STATED EXERCISE: Set down each record below precisely, skipping the pictures.

DATA FOR THE TASK:
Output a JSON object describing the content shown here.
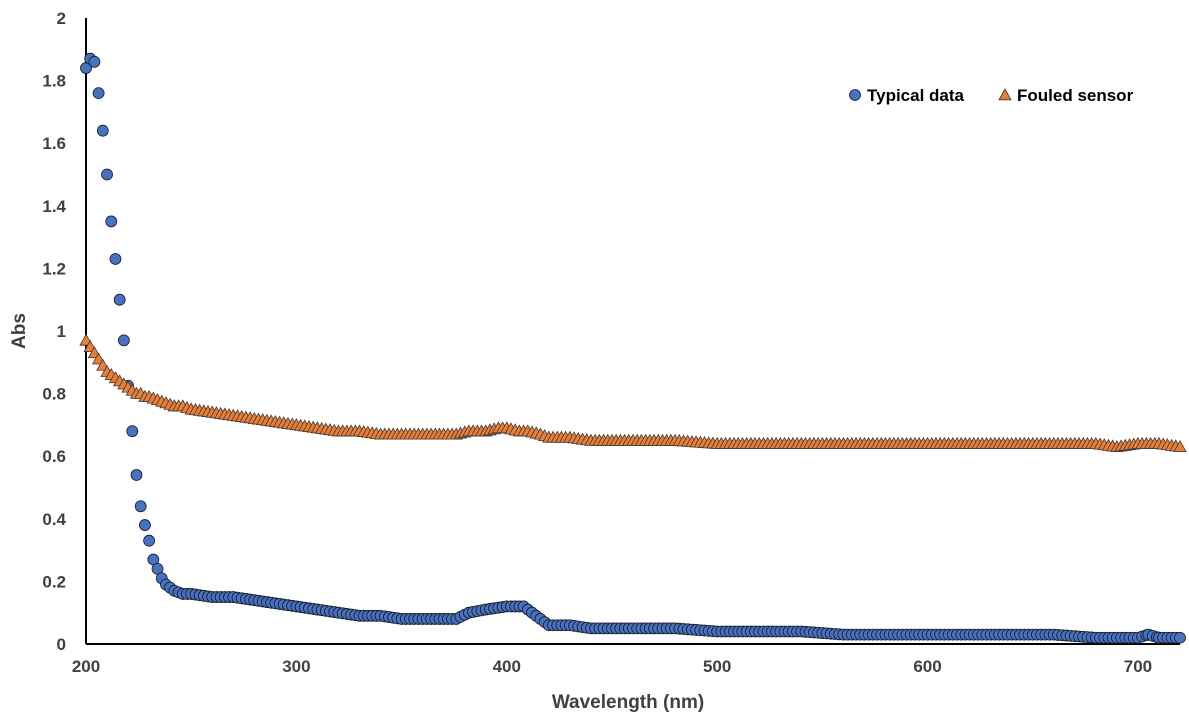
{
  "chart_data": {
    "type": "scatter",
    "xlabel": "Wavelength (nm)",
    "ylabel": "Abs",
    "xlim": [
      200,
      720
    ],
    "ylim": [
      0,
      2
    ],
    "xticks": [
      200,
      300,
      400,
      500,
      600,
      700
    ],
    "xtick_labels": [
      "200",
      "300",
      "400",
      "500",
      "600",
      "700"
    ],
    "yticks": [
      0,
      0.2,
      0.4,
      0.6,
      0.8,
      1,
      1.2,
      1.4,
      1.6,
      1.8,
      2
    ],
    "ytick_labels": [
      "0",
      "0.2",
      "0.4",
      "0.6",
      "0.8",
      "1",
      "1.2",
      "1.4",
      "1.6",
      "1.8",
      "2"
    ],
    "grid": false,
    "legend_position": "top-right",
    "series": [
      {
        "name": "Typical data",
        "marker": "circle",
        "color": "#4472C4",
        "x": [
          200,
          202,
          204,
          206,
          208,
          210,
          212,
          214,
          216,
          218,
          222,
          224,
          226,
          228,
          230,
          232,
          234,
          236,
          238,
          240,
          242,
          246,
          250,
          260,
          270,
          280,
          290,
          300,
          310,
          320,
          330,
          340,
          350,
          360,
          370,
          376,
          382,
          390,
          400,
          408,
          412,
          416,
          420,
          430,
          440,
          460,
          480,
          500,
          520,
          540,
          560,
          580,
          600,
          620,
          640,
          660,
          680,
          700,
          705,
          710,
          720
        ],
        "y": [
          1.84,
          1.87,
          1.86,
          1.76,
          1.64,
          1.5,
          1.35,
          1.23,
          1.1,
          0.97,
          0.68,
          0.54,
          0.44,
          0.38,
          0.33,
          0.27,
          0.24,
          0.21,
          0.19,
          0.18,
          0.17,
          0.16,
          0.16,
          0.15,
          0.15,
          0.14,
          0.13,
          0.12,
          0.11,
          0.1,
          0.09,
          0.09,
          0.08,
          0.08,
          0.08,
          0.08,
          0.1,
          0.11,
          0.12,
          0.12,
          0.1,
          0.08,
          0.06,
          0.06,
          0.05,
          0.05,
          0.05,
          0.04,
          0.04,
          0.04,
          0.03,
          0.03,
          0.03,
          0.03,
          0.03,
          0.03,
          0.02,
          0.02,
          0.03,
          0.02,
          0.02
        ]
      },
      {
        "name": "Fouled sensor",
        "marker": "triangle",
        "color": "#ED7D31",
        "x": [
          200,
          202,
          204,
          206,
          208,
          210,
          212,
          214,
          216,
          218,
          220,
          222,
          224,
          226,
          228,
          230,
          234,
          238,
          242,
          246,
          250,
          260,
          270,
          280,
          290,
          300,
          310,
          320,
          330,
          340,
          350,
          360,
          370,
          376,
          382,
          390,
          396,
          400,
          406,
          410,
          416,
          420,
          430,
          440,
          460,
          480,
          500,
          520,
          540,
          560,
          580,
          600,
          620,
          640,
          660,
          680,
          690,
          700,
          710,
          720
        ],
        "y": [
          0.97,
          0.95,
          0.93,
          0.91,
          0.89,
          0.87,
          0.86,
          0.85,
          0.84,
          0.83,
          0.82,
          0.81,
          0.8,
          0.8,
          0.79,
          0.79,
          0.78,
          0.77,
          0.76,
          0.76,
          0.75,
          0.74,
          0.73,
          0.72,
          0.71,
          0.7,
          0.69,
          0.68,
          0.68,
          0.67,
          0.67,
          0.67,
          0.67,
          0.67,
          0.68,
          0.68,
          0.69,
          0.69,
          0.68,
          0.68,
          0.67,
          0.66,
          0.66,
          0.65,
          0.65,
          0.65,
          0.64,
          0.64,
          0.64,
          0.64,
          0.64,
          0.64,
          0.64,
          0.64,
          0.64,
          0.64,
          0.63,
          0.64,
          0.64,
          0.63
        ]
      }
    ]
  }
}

ANSWER TO THIS TASK:
Output a JSON object describing the content shown here.
{
  "chart_data": {
    "type": "scatter",
    "xlabel": "Wavelength (nm)",
    "ylabel": "Abs",
    "xlim": [
      200,
      720
    ],
    "ylim": [
      0,
      2
    ],
    "xticks": [
      200,
      300,
      400,
      500,
      600,
      700
    ],
    "xtick_labels": [
      "200",
      "300",
      "400",
      "500",
      "600",
      "700"
    ],
    "yticks": [
      0,
      0.2,
      0.4,
      0.6,
      0.8,
      1,
      1.2,
      1.4,
      1.6,
      1.8,
      2
    ],
    "ytick_labels": [
      "0",
      "0.2",
      "0.4",
      "0.6",
      "0.8",
      "1",
      "1.2",
      "1.4",
      "1.6",
      "1.8",
      "2"
    ],
    "grid": false,
    "legend_position": "top-right",
    "series": [
      {
        "name": "Typical data",
        "marker": "circle",
        "color": "#4472C4",
        "x": [
          200,
          202,
          204,
          206,
          208,
          210,
          212,
          214,
          216,
          218,
          222,
          224,
          226,
          228,
          230,
          232,
          234,
          236,
          238,
          240,
          242,
          246,
          250,
          260,
          270,
          280,
          290,
          300,
          310,
          320,
          330,
          340,
          350,
          360,
          370,
          376,
          382,
          390,
          400,
          408,
          412,
          416,
          420,
          430,
          440,
          460,
          480,
          500,
          520,
          540,
          560,
          580,
          600,
          620,
          640,
          660,
          680,
          700,
          705,
          710,
          720
        ],
        "y": [
          1.84,
          1.87,
          1.86,
          1.76,
          1.64,
          1.5,
          1.35,
          1.23,
          1.1,
          0.97,
          0.68,
          0.54,
          0.44,
          0.38,
          0.33,
          0.27,
          0.24,
          0.21,
          0.19,
          0.18,
          0.17,
          0.16,
          0.16,
          0.15,
          0.15,
          0.14,
          0.13,
          0.12,
          0.11,
          0.1,
          0.09,
          0.09,
          0.08,
          0.08,
          0.08,
          0.08,
          0.1,
          0.11,
          0.12,
          0.12,
          0.1,
          0.08,
          0.06,
          0.06,
          0.05,
          0.05,
          0.05,
          0.04,
          0.04,
          0.04,
          0.03,
          0.03,
          0.03,
          0.03,
          0.03,
          0.03,
          0.02,
          0.02,
          0.03,
          0.02,
          0.02
        ]
      },
      {
        "name": "Fouled sensor",
        "marker": "triangle",
        "color": "#ED7D31",
        "x": [
          200,
          202,
          204,
          206,
          208,
          210,
          212,
          214,
          216,
          218,
          220,
          222,
          224,
          226,
          228,
          230,
          234,
          238,
          242,
          246,
          250,
          260,
          270,
          280,
          290,
          300,
          310,
          320,
          330,
          340,
          350,
          360,
          370,
          376,
          382,
          390,
          396,
          400,
          406,
          410,
          416,
          420,
          430,
          440,
          460,
          480,
          500,
          520,
          540,
          560,
          580,
          600,
          620,
          640,
          660,
          680,
          690,
          700,
          710,
          720
        ],
        "y": [
          0.97,
          0.95,
          0.93,
          0.91,
          0.89,
          0.87,
          0.86,
          0.85,
          0.84,
          0.83,
          0.82,
          0.81,
          0.8,
          0.8,
          0.79,
          0.79,
          0.78,
          0.77,
          0.76,
          0.76,
          0.75,
          0.74,
          0.73,
          0.72,
          0.71,
          0.7,
          0.69,
          0.68,
          0.68,
          0.67,
          0.67,
          0.67,
          0.67,
          0.67,
          0.68,
          0.68,
          0.69,
          0.69,
          0.68,
          0.68,
          0.67,
          0.66,
          0.66,
          0.65,
          0.65,
          0.65,
          0.64,
          0.64,
          0.64,
          0.64,
          0.64,
          0.64,
          0.64,
          0.64,
          0.64,
          0.64,
          0.63,
          0.64,
          0.64,
          0.63
        ]
      }
    ]
  }
}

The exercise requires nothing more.